#### [What the exercise asks]
Gather all lines in the entries below that include the word "Consumer".

[Records from a collection]
----------

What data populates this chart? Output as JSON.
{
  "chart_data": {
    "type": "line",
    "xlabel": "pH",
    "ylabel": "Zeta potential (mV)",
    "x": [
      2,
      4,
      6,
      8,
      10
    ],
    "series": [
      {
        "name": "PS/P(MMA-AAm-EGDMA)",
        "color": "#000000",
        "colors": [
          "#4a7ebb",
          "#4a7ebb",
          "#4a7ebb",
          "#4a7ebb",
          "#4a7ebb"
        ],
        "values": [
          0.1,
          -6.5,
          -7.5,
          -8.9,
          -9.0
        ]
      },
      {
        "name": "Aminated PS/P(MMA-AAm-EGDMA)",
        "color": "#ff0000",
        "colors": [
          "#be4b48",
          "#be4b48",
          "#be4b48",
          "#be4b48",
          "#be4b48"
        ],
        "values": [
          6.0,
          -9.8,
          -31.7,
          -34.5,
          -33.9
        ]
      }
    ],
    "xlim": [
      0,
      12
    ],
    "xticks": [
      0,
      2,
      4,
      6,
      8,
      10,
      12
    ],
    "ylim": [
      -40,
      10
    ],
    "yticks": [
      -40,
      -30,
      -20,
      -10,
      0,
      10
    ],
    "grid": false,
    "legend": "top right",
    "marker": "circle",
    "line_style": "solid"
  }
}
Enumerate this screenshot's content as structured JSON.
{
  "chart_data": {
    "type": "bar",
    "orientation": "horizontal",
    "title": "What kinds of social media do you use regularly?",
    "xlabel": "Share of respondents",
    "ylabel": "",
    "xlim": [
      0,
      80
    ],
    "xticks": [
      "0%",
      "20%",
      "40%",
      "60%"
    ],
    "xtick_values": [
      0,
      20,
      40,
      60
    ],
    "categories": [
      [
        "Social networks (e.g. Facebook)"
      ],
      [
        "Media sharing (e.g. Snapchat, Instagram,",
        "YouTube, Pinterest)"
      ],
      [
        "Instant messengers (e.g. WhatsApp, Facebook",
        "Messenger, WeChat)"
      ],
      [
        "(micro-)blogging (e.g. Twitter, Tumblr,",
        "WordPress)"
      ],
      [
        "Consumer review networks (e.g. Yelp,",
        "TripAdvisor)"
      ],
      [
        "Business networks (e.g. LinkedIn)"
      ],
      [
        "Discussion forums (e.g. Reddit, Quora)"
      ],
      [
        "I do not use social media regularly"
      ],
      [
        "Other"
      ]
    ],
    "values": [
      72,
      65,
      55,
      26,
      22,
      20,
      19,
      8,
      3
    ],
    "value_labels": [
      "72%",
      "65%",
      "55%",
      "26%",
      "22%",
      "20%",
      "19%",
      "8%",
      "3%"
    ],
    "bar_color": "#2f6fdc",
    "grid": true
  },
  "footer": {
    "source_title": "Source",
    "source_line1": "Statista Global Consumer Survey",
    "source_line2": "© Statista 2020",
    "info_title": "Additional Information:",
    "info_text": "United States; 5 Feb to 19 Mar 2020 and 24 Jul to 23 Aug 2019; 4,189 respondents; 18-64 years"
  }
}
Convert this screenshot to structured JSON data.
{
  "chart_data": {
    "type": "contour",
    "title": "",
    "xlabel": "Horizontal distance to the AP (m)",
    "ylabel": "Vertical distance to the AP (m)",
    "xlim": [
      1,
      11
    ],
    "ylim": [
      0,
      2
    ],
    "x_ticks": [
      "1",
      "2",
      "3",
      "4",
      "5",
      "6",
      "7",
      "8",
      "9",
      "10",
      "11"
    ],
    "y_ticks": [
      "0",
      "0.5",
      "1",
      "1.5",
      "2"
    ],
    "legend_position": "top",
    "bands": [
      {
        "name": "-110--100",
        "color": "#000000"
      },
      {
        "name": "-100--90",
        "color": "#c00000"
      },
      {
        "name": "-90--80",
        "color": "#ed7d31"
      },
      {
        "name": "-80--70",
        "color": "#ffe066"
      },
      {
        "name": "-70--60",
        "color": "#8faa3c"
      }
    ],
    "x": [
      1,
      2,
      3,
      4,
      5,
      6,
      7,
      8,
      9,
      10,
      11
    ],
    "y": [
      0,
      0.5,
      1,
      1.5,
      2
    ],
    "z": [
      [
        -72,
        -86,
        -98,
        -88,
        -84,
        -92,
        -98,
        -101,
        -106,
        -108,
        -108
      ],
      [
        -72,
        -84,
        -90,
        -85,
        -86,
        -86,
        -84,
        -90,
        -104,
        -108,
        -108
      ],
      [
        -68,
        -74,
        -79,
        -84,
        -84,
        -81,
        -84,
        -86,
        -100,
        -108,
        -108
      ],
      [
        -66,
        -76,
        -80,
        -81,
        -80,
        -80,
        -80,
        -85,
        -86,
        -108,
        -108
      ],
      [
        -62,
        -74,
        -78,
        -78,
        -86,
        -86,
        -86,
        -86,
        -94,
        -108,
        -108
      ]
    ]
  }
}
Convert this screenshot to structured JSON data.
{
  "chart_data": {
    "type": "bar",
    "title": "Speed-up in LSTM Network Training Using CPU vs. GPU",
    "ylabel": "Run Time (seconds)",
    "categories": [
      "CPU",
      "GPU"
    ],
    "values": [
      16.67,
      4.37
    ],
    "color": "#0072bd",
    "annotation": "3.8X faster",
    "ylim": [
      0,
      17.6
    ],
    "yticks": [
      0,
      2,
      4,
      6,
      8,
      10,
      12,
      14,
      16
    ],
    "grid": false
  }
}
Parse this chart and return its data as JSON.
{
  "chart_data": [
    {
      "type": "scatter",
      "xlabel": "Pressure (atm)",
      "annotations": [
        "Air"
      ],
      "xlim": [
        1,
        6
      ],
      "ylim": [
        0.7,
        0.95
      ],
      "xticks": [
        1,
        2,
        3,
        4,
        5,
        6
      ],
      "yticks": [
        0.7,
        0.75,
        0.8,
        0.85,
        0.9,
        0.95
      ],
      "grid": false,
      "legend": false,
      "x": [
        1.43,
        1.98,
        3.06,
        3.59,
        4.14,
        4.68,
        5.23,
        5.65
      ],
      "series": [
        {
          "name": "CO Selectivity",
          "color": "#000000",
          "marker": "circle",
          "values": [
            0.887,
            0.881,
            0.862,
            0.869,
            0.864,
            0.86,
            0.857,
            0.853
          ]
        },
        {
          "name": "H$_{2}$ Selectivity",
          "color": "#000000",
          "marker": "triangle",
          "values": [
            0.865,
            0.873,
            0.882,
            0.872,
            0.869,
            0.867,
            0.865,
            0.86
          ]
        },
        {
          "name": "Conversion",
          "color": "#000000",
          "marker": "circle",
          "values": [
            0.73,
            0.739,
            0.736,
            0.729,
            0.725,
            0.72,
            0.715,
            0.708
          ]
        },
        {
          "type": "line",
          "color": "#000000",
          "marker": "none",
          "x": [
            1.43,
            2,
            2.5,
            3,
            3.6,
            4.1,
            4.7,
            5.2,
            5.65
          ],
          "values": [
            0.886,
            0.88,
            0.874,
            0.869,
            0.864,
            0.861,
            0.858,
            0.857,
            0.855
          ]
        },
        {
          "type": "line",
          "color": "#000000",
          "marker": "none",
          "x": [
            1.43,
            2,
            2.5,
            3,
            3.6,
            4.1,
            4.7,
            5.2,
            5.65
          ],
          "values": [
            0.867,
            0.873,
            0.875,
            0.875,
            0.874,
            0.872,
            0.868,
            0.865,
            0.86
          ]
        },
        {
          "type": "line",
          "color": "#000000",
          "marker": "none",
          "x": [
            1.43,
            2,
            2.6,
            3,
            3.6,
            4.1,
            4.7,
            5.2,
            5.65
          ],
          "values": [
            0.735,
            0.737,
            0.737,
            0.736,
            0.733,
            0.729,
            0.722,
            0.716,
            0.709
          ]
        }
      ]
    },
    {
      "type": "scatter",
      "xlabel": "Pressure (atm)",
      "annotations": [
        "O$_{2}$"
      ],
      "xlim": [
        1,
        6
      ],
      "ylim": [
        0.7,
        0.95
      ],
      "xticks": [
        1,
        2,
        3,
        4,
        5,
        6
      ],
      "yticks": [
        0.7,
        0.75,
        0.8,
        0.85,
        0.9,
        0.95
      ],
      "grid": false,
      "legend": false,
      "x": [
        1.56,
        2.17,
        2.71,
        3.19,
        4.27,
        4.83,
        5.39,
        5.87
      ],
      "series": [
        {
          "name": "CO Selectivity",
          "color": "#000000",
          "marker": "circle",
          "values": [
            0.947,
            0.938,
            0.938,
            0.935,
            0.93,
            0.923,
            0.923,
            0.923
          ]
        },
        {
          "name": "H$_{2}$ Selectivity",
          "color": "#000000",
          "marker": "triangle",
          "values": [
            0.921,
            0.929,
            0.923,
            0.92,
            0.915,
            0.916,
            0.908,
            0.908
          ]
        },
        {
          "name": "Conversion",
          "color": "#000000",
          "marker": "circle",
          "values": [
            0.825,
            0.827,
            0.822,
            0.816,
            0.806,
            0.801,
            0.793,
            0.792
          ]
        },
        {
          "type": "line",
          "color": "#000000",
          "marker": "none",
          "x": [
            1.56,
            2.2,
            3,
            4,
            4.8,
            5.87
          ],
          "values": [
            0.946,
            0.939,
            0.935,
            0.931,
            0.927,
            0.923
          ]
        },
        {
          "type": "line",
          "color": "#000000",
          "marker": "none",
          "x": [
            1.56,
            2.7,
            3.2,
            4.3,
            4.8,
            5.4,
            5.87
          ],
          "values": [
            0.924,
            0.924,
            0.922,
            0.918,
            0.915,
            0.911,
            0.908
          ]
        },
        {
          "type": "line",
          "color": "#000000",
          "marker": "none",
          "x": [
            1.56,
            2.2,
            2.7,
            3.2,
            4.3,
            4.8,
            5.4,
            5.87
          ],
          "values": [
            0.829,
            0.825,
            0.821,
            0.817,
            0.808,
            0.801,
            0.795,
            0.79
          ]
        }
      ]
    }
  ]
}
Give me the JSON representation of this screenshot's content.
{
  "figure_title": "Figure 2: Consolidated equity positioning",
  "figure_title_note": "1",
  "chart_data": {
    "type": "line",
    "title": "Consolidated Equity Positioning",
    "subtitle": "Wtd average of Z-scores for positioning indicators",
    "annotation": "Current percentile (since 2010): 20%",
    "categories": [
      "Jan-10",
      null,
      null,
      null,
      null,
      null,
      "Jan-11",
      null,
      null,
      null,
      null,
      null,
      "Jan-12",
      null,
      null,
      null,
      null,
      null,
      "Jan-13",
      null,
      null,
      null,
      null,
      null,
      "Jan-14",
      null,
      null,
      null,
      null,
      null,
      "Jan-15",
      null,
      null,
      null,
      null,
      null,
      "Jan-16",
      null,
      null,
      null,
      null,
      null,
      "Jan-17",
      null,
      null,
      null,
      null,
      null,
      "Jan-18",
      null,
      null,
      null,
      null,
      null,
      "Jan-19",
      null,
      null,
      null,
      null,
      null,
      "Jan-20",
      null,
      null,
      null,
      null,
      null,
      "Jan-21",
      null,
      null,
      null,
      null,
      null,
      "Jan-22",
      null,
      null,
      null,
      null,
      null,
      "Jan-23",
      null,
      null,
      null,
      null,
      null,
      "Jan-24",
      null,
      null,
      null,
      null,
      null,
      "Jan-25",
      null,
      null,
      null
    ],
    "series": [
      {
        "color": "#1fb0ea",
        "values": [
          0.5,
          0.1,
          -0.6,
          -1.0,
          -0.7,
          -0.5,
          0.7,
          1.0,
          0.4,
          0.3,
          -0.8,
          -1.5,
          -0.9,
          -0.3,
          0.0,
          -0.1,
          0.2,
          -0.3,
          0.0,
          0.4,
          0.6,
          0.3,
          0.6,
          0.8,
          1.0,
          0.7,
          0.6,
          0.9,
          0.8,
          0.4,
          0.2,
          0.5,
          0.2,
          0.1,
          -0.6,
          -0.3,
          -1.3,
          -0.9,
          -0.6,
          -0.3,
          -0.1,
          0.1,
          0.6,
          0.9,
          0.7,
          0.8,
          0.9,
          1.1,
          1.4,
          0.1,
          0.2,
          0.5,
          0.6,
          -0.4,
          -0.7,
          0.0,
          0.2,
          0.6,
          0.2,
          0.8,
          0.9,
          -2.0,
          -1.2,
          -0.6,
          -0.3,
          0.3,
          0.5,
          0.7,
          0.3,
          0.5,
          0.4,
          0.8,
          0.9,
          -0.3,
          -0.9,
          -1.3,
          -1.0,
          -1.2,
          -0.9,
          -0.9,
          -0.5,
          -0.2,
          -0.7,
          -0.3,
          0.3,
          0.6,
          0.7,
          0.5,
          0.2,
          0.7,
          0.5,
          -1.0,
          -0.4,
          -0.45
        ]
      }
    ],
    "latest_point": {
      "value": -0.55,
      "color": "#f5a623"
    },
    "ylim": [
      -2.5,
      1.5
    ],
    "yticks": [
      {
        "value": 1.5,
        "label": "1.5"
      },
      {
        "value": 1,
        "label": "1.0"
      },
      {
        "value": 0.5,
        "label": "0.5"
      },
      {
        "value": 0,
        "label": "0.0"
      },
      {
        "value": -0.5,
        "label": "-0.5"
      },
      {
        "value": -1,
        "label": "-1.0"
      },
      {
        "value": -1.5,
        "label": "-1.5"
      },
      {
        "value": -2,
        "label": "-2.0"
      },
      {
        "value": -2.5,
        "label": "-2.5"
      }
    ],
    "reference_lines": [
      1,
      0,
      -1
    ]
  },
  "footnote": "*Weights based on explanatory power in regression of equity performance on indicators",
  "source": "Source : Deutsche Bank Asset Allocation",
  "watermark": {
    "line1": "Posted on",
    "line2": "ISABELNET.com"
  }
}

----------

#### [Response to the task]
        "Consumer review networks (e.g. Yelp,",
    "source_line1": "Statista Global Consumer Survey",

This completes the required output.